[Passage given]
What did you do for the next ninety minutes? So for the next ninety minutes, I was literally running all over the building, or I should say waddling, because I'm eight and a half months pregnant difficulty. We don't make this too easy for you, waddling all over the halls of Justice, um knocking on doors to whomever I thought would be best positioned to know about what exactly he's

going to say. And the challenge with someone like Mueller is that group is very tight lipped and to say the least, And so it's probably not that surprising that we didn't even know he was going to speak that day, because they don't, you know, frontload things with the press. They just they don't operate like that. And so I waddled around Justice and then I made as many phone calls as possible while doing live hits, saying I don't know what he's going to say, but it should be interesting.

And did you did you engage in any pre analysis? I mean, I will say I watched the thing live on CNN, and then I muted it to start writing my own column explaining what I thought had happened. And then when I saw you come on the screen, because about ninety seconds later, then I unmuted it and to listen to you. Appreciate it that I didn't hear you before the event. So did you do any pre analysis?

(Boxed element entries)
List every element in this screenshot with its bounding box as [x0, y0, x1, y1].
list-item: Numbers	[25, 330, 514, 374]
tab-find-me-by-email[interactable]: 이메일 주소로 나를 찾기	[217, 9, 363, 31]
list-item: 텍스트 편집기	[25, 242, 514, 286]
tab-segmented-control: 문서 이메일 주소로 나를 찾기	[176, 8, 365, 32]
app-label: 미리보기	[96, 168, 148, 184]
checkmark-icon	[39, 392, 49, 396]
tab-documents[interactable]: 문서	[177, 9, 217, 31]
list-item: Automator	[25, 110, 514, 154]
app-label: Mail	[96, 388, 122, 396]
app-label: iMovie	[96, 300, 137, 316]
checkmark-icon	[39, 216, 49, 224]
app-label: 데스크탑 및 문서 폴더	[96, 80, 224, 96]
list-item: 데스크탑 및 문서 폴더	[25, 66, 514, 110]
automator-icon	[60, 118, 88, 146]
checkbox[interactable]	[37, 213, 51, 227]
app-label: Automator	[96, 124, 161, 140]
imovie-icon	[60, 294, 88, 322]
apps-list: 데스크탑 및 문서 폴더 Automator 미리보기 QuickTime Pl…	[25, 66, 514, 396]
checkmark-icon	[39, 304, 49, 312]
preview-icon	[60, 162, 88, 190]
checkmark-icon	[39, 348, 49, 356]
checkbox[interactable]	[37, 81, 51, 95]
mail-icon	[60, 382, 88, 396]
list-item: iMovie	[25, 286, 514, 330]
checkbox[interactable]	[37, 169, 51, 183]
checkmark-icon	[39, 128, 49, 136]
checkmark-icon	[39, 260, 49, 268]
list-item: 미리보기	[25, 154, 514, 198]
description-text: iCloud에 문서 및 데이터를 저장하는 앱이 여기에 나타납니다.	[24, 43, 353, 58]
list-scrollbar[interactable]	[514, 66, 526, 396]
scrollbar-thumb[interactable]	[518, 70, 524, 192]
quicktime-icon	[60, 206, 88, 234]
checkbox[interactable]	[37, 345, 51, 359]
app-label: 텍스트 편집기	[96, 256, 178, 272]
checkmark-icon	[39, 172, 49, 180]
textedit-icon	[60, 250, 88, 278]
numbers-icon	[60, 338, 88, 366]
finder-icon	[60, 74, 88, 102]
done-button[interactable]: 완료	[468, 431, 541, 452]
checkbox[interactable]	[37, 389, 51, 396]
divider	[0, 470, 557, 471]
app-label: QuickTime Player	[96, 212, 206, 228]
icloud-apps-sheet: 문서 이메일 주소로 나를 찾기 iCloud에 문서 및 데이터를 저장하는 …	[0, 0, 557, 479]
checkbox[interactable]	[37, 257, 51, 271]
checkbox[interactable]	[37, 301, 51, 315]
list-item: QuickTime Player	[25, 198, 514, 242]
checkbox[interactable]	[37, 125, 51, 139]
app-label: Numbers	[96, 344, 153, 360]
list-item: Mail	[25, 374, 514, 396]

[Problem set]
1. In the interview transcript, shorten the paragraph that begins "And did you did you engage" into a brief list that keeps its main facts.
2. Echo the interview transcript word for word from "What did you" to "should be interesting.".
The rows have nothing to do with the interview transcript.

[Answers by task]
1.
- The interviewer asks whether the guest did any pre-analysis.
- The interviewer watched the event live on CNN.
- The interviewer then muted it to start writing a column explaining what had happened.
- About ninety seconds later, the guest came on the screen, and the interviewer unmuted it to listen.
- The interviewer asks the question about pre-analysis again.

2.
What did you do for the next ninety minutes? So for the next ninety minutes, I was literally running all over the building, or I should say waddling, because I'm eight and a half months pregnant difficulty. We don't make this too easy for you, waddling all over the halls of Justice, um knocking on doors to whomever I thought would be best positioned to know about what exactly he's

going to say. And the challenge with someone like Mueller is that group is very tight lipped and to say the least, And so it's probably not that surprising that we didn't even know he was going to speak that day, because they don't, you know, frontload things with the press. They just they don't operate like that. And so I waddled around Justice and then I made as many phone calls as possible while doing live hits, saying I don't know what he's going to say, but it should be interesting.